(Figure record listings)
•••••
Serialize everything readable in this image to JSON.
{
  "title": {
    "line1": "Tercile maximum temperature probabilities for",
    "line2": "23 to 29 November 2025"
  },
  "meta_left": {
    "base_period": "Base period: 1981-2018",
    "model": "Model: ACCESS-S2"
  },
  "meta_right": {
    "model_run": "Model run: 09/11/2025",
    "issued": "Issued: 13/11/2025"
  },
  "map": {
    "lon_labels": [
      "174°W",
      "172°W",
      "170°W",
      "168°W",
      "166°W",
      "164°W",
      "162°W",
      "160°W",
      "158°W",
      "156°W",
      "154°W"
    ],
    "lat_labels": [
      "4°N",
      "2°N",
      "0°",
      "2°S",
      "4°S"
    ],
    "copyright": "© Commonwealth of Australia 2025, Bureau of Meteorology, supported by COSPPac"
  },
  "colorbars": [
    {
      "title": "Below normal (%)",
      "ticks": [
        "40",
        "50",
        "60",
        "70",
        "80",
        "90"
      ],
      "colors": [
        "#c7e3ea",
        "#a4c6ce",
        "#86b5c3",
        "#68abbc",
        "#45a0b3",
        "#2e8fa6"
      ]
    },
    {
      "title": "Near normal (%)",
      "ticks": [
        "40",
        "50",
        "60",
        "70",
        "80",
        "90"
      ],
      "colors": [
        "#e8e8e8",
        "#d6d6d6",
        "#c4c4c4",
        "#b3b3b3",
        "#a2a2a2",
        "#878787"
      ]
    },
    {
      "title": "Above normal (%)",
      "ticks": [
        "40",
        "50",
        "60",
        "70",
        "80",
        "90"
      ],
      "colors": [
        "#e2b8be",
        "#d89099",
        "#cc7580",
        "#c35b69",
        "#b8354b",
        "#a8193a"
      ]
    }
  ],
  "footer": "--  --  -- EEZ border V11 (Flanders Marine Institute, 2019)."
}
•••••
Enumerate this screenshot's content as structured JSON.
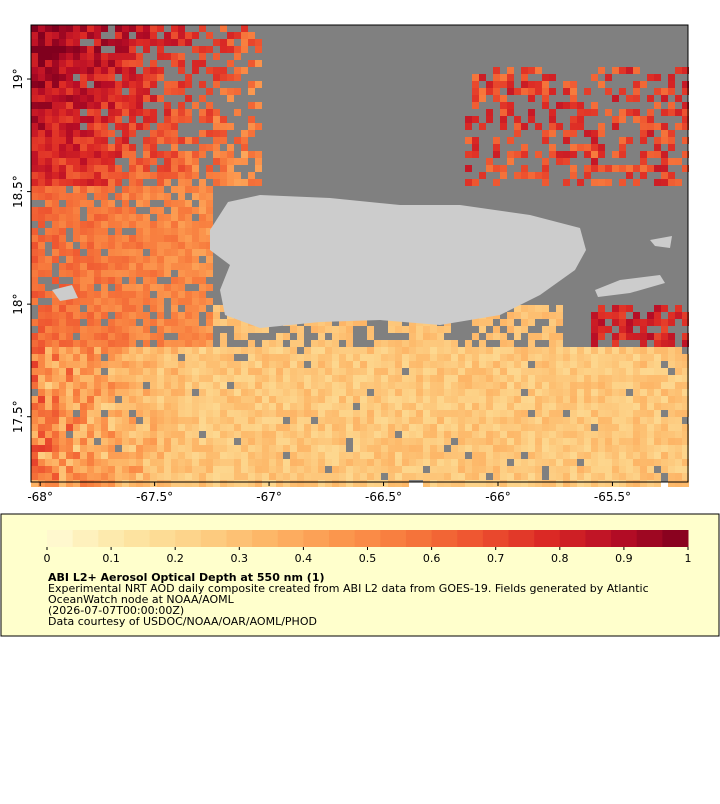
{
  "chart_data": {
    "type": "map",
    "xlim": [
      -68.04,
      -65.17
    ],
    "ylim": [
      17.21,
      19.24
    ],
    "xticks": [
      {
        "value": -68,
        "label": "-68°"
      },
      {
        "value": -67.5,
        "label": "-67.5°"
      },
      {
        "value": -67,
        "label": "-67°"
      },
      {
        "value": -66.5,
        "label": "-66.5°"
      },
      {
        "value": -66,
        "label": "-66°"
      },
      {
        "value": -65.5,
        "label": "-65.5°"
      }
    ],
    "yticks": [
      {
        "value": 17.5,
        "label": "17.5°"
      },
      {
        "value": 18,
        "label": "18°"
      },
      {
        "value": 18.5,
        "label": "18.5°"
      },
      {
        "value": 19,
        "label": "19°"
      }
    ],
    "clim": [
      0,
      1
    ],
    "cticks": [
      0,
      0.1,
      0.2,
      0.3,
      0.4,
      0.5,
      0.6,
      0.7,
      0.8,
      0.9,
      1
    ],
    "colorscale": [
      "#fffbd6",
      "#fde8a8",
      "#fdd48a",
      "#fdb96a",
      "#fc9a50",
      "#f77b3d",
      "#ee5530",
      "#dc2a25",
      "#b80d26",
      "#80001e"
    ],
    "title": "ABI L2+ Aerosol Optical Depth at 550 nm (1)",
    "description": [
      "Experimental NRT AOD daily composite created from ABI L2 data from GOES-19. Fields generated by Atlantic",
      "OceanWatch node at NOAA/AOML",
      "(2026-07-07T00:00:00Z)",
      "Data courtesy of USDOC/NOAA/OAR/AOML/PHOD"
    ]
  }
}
•••••
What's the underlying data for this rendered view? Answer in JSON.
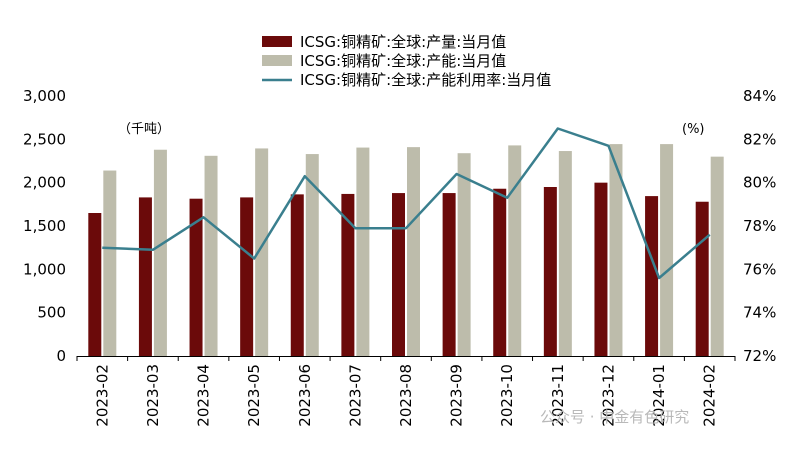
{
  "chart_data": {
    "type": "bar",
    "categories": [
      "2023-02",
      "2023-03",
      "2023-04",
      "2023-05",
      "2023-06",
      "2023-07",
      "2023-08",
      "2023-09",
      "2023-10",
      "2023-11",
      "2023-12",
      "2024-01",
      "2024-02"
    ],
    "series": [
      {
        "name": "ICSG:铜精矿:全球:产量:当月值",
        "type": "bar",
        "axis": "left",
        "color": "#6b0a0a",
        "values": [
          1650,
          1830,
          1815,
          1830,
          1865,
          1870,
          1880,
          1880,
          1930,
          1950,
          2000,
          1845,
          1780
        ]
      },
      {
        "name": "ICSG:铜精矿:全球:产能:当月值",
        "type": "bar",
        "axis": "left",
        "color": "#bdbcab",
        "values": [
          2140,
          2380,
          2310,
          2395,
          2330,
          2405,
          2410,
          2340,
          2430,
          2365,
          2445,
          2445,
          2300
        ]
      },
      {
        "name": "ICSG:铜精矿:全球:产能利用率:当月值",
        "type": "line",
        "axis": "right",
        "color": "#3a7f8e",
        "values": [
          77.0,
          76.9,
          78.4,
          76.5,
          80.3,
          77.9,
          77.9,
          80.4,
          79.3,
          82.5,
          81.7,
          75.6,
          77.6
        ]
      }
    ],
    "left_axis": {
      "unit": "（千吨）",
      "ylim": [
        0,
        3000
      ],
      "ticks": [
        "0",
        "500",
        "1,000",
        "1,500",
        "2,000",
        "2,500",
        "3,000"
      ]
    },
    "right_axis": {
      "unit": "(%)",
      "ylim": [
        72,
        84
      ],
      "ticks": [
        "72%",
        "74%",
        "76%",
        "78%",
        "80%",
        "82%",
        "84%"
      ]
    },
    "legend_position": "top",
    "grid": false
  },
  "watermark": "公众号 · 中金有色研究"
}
•••••
WHAT IS REQUIRED:
Gather all lines with the string "this" from the data.

ANSWER TO THE EXERCISE:
Serialize everything readable in this image to JSON.
Enumerate this screenshot's content as structured JSON.
What's the underlying data for this rendered view? Answer in JSON.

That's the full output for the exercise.